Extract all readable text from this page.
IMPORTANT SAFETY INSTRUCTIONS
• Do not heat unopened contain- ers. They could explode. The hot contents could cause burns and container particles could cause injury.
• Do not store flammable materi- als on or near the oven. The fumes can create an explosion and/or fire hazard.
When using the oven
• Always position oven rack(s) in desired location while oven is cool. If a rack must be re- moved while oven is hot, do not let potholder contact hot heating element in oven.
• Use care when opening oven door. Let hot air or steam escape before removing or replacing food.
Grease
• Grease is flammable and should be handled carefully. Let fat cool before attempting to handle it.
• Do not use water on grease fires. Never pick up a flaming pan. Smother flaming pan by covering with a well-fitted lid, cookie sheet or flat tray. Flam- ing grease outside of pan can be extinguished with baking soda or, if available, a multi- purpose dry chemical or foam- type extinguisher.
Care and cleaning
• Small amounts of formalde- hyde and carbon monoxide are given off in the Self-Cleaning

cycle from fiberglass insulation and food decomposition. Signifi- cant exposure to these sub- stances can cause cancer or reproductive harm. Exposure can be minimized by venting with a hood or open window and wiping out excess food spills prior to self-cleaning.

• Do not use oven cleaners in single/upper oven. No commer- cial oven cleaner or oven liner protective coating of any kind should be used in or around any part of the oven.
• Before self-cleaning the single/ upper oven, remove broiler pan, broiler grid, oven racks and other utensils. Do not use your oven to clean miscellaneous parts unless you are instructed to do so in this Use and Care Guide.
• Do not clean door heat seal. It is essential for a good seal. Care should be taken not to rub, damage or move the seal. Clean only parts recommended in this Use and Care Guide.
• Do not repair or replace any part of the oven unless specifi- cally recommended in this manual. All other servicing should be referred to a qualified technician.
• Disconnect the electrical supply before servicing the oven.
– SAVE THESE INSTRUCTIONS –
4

....

Given problem: Using the data above, copy each line that contains "should".

Answer to this task:
• Grease is flammable and should be handled carefully. Let fat cool before attempting to handle it.
• Do not use oven cleaners in single/upper oven. No commer- cial oven cleaner or oven liner protective coating of any kind should be used in or around any part of the oven.
• Do not clean door heat seal. It is essential for a good seal. Care should be taken not to rub, damage or move the seal. Clean only parts recommended in this Use and Care Guide.
• Do not repair or replace any part of the oven unless specifi- cally recommended in this manual. All other servicing should be referred to a qualified technician.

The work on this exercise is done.